Short task. Scan the data below and pick out the lines containing the word "slot".

[A run of records]

┌──

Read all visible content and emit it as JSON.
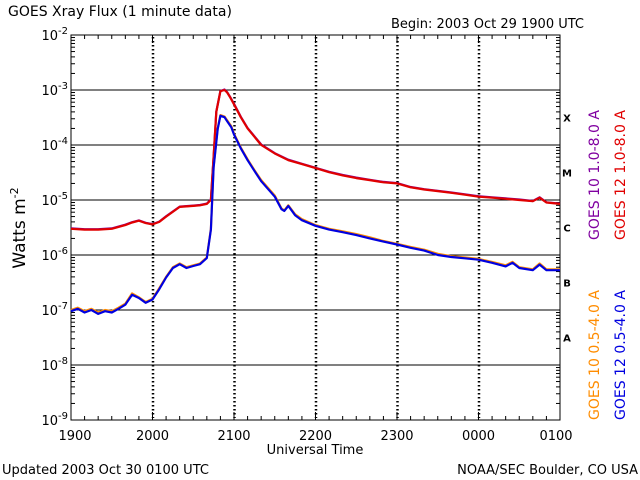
{
  "chart_data": {
    "type": "line",
    "title": "GOES Xray Flux (1 minute data)",
    "begin_label": "Begin: 2003 Oct 29 1900 UTC",
    "ylabel": "Watts m",
    "ylabel_sup": "-2",
    "xlabel": "Universal Time",
    "footer_left": "Updated 2003 Oct 30 0100 UTC",
    "footer_right": "NOAA/SEC Boulder, CO USA",
    "log_scale": true,
    "ylim": [
      1e-09,
      0.01
    ],
    "xlim": [
      0,
      360
    ],
    "x_ticks": [
      {
        "x": 0,
        "label": "1900"
      },
      {
        "x": 60,
        "label": "2000"
      },
      {
        "x": 120,
        "label": "2100"
      },
      {
        "x": 180,
        "label": "2200"
      },
      {
        "x": 240,
        "label": "2300"
      },
      {
        "x": 300,
        "label": "0000"
      },
      {
        "x": 360,
        "label": "0100"
      }
    ],
    "y_ticks": [
      {
        "exp": -9,
        "label": "10",
        "sup": "-9"
      },
      {
        "exp": -8,
        "label": "10",
        "sup": "-8"
      },
      {
        "exp": -7,
        "label": "10",
        "sup": "-7"
      },
      {
        "exp": -6,
        "label": "10",
        "sup": "-6"
      },
      {
        "exp": -5,
        "label": "10",
        "sup": "-5"
      },
      {
        "exp": -4,
        "label": "10",
        "sup": "-4"
      },
      {
        "exp": -3,
        "label": "10",
        "sup": "-3"
      },
      {
        "exp": -2,
        "label": "10",
        "sup": "-2"
      }
    ],
    "flare_classes": [
      {
        "label": "A",
        "center_exp": -7.5
      },
      {
        "label": "B",
        "center_exp": -6.5
      },
      {
        "label": "C",
        "center_exp": -5.5
      },
      {
        "label": "M",
        "center_exp": -4.5
      },
      {
        "label": "X",
        "center_exp": -3.5
      }
    ],
    "gridlines_exp": [
      -8,
      -7,
      -6,
      -5,
      -4,
      -3
    ],
    "grid": true,
    "legend": [
      {
        "text": "GOES 10 1.0-8.0 A",
        "color": "#8000a0",
        "slot": "upper-left"
      },
      {
        "text": "GOES 12 1.0-8.0 A",
        "color": "#e00000",
        "slot": "upper-right"
      },
      {
        "text": "GOES 10 0.5-4.0 A",
        "color": "#ff8c00",
        "slot": "lower-left"
      },
      {
        "text": "GOES 12 0.5-4.0 A",
        "color": "#0000e0",
        "slot": "lower-right"
      }
    ],
    "series": [
      {
        "name": "GOES 12 1.0-8.0 A",
        "color": "#e00000",
        "x": [
          0,
          10,
          20,
          30,
          40,
          45,
          50,
          55,
          60,
          65,
          70,
          80,
          90,
          95,
          100,
          103,
          105,
          107,
          110,
          113,
          115,
          117,
          120,
          125,
          130,
          140,
          150,
          160,
          170,
          180,
          190,
          200,
          210,
          220,
          230,
          240,
          250,
          260,
          270,
          280,
          290,
          300,
          310,
          320,
          330,
          340,
          345,
          350,
          360
        ],
        "y": [
          3e-06,
          2.9e-06,
          2.9e-06,
          3e-06,
          3.5e-06,
          3.9e-06,
          4.2e-06,
          3.8e-06,
          3.6e-06,
          4e-06,
          5e-06,
          7.5e-06,
          7.8e-06,
          8e-06,
          8.5e-06,
          1e-05,
          6e-05,
          0.0004,
          0.00095,
          0.001,
          0.0009,
          0.00075,
          0.00055,
          0.00032,
          0.0002,
          0.0001,
          7e-05,
          5.3e-05,
          4.5e-05,
          3.8e-05,
          3.2e-05,
          2.8e-05,
          2.5e-05,
          2.3e-05,
          2.1e-05,
          2e-05,
          1.7e-05,
          1.55e-05,
          1.45e-05,
          1.35e-05,
          1.25e-05,
          1.15e-05,
          1.1e-05,
          1.05e-05,
          1e-05,
          9.5e-06,
          1.1e-05,
          9e-06,
          8.5e-06
        ]
      },
      {
        "name": "GOES 10 1.0-8.0 A",
        "color": "#8000a0",
        "x": [
          0,
          10,
          20,
          30,
          40,
          45,
          50,
          55,
          60,
          65,
          70,
          80,
          90,
          95,
          100,
          103,
          105,
          107,
          110,
          113,
          115,
          117,
          120,
          125,
          130,
          140,
          150,
          160,
          170,
          180,
          190,
          200,
          210,
          220,
          230,
          240,
          250,
          260,
          270,
          280,
          290,
          300,
          310,
          320,
          330,
          340,
          345,
          350,
          360
        ],
        "y": [
          3.05e-06,
          2.95e-06,
          2.95e-06,
          3.05e-06,
          3.55e-06,
          3.95e-06,
          4.25e-06,
          3.85e-06,
          3.65e-06,
          4.05e-06,
          5.05e-06,
          7.6e-06,
          7.9e-06,
          8.1e-06,
          8.6e-06,
          1.02e-05,
          6.1e-05,
          0.000405,
          0.00096,
          0.00102,
          0.00091,
          0.00076,
          0.00056,
          0.000325,
          0.000203,
          0.000102,
          7.1e-05,
          5.4e-05,
          4.55e-05,
          3.85e-05,
          3.25e-05,
          2.85e-05,
          2.55e-05,
          2.33e-05,
          2.13e-05,
          2.03e-05,
          1.72e-05,
          1.57e-05,
          1.47e-05,
          1.37e-05,
          1.27e-05,
          1.17e-05,
          1.12e-05,
          1.07e-05,
          1.02e-05,
          9.6e-06,
          1.12e-05,
          9.1e-06,
          8.6e-06
        ]
      },
      {
        "name": "GOES 10 0.5-4.0 A",
        "color": "#ff8c00",
        "x": [
          0,
          5,
          10,
          15,
          20,
          25,
          30,
          35,
          40,
          45,
          50,
          55,
          60,
          65,
          70,
          75,
          80,
          85,
          90,
          95,
          100,
          103,
          105,
          108,
          110,
          113,
          115,
          118,
          120,
          125,
          130,
          135,
          140,
          150,
          155,
          157,
          160,
          165,
          170,
          180,
          190,
          200,
          210,
          220,
          230,
          240,
          250,
          260,
          270,
          280,
          290,
          300,
          310,
          320,
          325,
          330,
          340,
          345,
          350,
          360
        ],
        "y": [
          1e-07,
          1.1e-07,
          9.5e-08,
          1.05e-07,
          9e-08,
          1e-07,
          9.5e-08,
          1.1e-07,
          1.3e-07,
          2e-07,
          1.7e-07,
          1.4e-07,
          1.6e-07,
          2.5e-07,
          4e-07,
          6e-07,
          7e-07,
          6e-07,
          6.5e-07,
          7e-07,
          9e-07,
          3e-06,
          4e-05,
          0.0002,
          0.00035,
          0.00033,
          0.00028,
          0.00022,
          0.00016,
          9e-05,
          5.5e-05,
          3.5e-05,
          2.3e-05,
          1.2e-05,
          7e-06,
          6.5e-06,
          8e-06,
          5.5e-06,
          4.5e-06,
          3.5e-06,
          3e-06,
          2.7e-06,
          2.4e-06,
          2.1e-06,
          1.8e-06,
          1.6e-06,
          1.4e-06,
          1.25e-06,
          1.05e-06,
          9.5e-07,
          9e-07,
          8.5e-07,
          7.5e-07,
          6.5e-07,
          7.5e-07,
          6e-07,
          5.5e-07,
          7e-07,
          5.5e-07,
          5.5e-07
        ]
      },
      {
        "name": "GOES 12 0.5-4.0 A",
        "color": "#0000e0",
        "x": [
          0,
          5,
          10,
          15,
          20,
          25,
          30,
          35,
          40,
          45,
          50,
          55,
          60,
          65,
          70,
          75,
          80,
          85,
          90,
          95,
          100,
          103,
          105,
          108,
          110,
          113,
          115,
          118,
          120,
          125,
          130,
          135,
          140,
          150,
          155,
          157,
          160,
          165,
          170,
          180,
          190,
          200,
          210,
          220,
          230,
          240,
          250,
          260,
          270,
          280,
          290,
          300,
          310,
          320,
          325,
          330,
          340,
          345,
          350,
          360
        ],
        "y": [
          9.5e-08,
          1.05e-07,
          9e-08,
          1e-07,
          8.5e-08,
          9.5e-08,
          9e-08,
          1.05e-07,
          1.25e-07,
          1.9e-07,
          1.65e-07,
          1.35e-07,
          1.55e-07,
          2.4e-07,
          3.9e-07,
          5.8e-07,
          6.8e-07,
          5.8e-07,
          6.3e-07,
          6.8e-07,
          8.8e-07,
          2.9e-06,
          3.9e-05,
          0.000195,
          0.00034,
          0.00032,
          0.00027,
          0.00021,
          0.000155,
          8.7e-05,
          5.3e-05,
          3.4e-05,
          2.2e-05,
          1.15e-05,
          6.8e-06,
          6.3e-06,
          7.8e-06,
          5.3e-06,
          4.3e-06,
          3.4e-06,
          2.9e-06,
          2.6e-06,
          2.3e-06,
          2e-06,
          1.75e-06,
          1.55e-06,
          1.35e-06,
          1.2e-06,
          1e-06,
          9.2e-07,
          8.7e-07,
          8.2e-07,
          7.2e-07,
          6.2e-07,
          7.2e-07,
          5.8e-07,
          5.3e-07,
          6.7e-07,
          5.3e-07,
          5.3e-07
        ]
      }
    ]
  }
}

└──

Response to this exercise.
        "slot": "upper-left"
        "slot": "upper-right"
        "slot": "lower-left"
        "slot": "lower-right"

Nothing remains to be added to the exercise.